### Given records
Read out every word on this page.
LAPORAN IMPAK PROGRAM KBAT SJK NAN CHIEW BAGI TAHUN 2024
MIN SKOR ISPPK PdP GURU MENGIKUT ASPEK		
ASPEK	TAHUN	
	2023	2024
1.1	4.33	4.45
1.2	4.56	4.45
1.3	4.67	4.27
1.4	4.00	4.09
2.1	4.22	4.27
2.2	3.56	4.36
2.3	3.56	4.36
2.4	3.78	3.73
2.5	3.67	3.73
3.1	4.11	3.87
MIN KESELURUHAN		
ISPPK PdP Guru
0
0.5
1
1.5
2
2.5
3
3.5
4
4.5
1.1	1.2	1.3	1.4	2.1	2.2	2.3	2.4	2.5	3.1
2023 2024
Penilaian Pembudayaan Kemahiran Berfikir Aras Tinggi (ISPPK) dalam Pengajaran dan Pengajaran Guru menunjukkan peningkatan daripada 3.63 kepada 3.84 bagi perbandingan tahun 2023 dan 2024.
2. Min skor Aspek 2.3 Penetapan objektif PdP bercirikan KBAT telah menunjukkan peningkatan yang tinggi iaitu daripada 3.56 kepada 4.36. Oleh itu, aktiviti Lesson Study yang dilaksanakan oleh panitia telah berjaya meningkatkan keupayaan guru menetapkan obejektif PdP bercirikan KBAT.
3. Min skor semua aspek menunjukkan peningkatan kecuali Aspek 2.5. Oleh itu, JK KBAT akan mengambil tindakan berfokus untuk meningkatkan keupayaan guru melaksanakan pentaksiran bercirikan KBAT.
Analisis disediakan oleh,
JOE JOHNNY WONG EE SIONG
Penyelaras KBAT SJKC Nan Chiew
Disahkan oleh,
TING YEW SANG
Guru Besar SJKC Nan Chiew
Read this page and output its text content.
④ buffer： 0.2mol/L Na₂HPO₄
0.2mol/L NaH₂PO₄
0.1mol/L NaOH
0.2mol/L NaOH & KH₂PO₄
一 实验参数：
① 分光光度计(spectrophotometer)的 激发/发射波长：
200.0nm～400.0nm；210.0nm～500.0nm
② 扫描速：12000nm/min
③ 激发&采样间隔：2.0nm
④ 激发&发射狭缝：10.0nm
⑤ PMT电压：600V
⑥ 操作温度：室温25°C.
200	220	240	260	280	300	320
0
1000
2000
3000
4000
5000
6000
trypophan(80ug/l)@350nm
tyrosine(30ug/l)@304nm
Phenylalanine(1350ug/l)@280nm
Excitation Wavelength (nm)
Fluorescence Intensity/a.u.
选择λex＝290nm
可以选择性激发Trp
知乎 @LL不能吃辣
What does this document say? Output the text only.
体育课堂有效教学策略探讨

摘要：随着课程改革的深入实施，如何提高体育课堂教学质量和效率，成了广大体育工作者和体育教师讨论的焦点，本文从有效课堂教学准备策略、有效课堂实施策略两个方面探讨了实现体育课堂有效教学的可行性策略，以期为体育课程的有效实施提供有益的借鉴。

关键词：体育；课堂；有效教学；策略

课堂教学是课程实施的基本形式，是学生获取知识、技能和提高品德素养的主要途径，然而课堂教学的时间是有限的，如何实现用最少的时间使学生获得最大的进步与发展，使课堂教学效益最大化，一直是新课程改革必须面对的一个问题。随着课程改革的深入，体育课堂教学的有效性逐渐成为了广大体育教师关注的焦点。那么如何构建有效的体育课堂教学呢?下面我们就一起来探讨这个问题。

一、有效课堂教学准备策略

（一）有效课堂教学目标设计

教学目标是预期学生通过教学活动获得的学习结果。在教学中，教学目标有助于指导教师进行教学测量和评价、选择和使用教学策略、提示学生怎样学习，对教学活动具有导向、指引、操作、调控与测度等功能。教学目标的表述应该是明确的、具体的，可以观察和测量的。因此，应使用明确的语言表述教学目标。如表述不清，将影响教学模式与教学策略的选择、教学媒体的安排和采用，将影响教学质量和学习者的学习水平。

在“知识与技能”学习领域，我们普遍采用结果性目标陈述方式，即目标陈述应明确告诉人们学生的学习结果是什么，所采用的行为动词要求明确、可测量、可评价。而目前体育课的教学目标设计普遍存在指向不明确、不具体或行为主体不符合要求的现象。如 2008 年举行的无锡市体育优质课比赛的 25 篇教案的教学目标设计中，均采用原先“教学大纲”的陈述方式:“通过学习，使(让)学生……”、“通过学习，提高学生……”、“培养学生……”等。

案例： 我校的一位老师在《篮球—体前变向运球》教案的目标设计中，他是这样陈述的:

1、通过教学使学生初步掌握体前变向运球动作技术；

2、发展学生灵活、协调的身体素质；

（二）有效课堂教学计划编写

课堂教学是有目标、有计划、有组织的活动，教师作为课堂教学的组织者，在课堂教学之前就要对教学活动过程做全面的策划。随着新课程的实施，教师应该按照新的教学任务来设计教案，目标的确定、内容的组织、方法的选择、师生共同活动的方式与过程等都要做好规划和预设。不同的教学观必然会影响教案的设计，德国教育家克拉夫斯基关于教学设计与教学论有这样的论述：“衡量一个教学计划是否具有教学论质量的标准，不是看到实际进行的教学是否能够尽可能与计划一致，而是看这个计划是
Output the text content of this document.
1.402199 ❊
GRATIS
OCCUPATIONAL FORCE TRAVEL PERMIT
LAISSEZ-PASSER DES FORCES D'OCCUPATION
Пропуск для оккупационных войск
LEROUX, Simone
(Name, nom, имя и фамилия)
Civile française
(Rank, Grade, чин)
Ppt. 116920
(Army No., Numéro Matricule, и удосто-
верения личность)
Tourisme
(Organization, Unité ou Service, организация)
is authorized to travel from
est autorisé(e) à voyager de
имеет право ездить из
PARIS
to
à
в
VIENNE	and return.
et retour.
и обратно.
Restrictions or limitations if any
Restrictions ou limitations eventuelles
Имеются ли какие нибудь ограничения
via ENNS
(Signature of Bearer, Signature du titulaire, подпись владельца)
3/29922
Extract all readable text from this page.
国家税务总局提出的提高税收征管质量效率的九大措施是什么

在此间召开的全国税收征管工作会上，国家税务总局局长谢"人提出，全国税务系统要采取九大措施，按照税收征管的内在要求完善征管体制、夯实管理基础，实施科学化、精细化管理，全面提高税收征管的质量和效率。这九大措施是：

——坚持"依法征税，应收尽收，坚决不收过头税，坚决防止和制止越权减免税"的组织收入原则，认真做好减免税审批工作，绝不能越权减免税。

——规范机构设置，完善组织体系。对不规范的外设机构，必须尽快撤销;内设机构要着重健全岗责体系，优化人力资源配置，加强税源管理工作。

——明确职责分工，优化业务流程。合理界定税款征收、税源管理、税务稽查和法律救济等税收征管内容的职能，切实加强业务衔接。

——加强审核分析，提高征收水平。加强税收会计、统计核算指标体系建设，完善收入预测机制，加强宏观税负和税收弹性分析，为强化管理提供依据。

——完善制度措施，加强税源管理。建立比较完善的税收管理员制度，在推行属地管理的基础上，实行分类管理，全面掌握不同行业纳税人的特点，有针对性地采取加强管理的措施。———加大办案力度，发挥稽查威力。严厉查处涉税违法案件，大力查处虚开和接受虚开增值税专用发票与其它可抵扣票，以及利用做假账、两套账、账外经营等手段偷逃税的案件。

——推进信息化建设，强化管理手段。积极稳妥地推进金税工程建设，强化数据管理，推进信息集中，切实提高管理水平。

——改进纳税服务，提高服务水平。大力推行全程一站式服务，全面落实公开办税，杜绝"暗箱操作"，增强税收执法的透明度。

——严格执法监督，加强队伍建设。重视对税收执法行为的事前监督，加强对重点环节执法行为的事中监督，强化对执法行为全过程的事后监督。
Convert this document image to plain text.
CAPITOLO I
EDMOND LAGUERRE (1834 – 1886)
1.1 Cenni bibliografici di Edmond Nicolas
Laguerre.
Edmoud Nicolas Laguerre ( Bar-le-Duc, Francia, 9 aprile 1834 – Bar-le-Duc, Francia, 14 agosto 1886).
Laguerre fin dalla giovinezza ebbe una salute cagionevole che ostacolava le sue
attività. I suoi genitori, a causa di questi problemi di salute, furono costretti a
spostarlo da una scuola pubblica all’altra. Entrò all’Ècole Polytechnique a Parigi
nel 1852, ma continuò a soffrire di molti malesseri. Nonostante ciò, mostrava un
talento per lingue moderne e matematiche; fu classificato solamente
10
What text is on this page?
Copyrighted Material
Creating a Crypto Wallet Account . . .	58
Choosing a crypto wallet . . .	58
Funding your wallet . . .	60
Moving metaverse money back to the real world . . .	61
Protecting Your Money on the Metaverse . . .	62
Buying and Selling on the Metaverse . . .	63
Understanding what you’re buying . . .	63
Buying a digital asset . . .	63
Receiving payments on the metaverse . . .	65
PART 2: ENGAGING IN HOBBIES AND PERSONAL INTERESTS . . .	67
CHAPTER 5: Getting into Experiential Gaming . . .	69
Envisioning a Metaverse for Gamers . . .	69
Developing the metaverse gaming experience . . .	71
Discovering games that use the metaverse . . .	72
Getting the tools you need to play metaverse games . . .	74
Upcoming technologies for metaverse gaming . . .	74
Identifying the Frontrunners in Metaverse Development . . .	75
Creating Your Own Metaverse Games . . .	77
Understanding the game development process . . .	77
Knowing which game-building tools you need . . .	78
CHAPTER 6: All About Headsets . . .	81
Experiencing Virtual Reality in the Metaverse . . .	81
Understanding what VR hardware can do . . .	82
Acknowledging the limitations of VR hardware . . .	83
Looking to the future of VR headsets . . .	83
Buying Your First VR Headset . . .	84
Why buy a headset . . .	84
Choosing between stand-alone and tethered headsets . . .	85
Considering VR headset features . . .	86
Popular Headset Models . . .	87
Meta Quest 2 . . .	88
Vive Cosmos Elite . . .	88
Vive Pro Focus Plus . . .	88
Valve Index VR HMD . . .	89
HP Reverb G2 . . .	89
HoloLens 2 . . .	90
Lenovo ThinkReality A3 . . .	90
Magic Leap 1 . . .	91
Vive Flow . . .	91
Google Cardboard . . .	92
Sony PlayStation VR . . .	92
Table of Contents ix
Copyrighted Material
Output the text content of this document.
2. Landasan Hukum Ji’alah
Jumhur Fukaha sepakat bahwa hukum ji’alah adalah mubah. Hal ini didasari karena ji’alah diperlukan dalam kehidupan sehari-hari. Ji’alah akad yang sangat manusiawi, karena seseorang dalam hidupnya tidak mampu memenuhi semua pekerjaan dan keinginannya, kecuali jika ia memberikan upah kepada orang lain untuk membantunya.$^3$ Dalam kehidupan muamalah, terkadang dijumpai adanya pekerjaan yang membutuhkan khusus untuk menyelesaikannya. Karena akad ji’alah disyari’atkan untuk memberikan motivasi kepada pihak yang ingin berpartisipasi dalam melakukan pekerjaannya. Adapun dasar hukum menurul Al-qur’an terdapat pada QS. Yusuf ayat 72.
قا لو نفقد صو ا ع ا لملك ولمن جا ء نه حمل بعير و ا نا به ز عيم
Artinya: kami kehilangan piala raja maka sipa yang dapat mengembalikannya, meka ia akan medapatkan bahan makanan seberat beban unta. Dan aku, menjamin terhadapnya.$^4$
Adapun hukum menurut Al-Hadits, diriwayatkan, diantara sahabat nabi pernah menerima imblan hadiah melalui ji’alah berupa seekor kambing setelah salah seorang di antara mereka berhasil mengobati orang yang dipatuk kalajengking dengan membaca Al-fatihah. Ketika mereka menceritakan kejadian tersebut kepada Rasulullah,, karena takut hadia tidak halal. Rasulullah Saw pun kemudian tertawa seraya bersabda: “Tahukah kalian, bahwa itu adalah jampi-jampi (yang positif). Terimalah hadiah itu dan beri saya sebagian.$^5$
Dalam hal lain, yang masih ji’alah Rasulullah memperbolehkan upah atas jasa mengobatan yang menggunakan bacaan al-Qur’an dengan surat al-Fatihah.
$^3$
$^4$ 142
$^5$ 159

### Description of the task
Pull out all lines in the data above that include "this".

### Complete output
Read out every word on this page.
Read this page and output its text content.
What does this document say? Output the text only.
Output the text content of this document.
Extract all readable text from this page.
Convert this document image to plain text.
What text is on this page?
Output the text content of this document.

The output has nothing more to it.